• **SHORT PROBLEM**
Locate all lines with the word "JSON". Copy them.
+--
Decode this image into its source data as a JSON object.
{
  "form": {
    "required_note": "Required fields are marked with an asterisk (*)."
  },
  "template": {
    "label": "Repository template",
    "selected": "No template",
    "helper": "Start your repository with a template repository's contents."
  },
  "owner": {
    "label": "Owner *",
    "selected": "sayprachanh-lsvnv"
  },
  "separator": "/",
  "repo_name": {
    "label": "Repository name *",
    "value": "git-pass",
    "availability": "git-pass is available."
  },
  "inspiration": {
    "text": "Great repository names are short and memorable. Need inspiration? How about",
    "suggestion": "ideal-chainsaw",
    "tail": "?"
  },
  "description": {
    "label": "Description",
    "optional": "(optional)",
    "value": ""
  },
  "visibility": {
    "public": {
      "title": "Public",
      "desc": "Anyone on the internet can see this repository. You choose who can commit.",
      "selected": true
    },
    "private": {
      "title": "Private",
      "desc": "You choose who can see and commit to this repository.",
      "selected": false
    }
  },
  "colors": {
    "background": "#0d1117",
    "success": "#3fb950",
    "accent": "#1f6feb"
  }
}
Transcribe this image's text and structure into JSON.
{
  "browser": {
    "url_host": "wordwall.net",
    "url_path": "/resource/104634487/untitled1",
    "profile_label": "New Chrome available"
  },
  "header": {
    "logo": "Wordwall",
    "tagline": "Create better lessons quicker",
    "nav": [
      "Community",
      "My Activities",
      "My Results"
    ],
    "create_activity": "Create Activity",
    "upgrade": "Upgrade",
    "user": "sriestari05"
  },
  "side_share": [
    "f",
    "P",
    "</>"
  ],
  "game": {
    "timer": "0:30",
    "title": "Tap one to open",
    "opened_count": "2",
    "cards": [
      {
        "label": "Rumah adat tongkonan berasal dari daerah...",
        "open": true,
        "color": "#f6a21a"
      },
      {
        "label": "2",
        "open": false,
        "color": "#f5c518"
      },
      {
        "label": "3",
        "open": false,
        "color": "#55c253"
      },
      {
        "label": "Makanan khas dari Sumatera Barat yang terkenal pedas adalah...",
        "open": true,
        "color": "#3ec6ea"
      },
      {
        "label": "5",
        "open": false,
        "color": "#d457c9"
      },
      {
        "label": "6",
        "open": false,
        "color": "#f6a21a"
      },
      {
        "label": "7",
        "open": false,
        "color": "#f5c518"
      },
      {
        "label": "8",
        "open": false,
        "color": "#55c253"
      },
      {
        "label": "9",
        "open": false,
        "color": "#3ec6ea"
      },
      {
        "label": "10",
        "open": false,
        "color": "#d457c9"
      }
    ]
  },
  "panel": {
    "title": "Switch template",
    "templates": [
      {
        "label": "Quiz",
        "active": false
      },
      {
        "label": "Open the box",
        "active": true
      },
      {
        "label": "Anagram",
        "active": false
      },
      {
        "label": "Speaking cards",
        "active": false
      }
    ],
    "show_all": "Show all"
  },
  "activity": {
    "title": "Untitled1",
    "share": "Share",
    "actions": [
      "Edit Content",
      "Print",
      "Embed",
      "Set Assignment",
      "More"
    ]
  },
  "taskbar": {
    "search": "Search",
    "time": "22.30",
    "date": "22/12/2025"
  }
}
+--
• **SOLUTION FOR THIS TASK**
Decode this image into its source data as a JSON object.
Transcribe this image's text and structure into JSON.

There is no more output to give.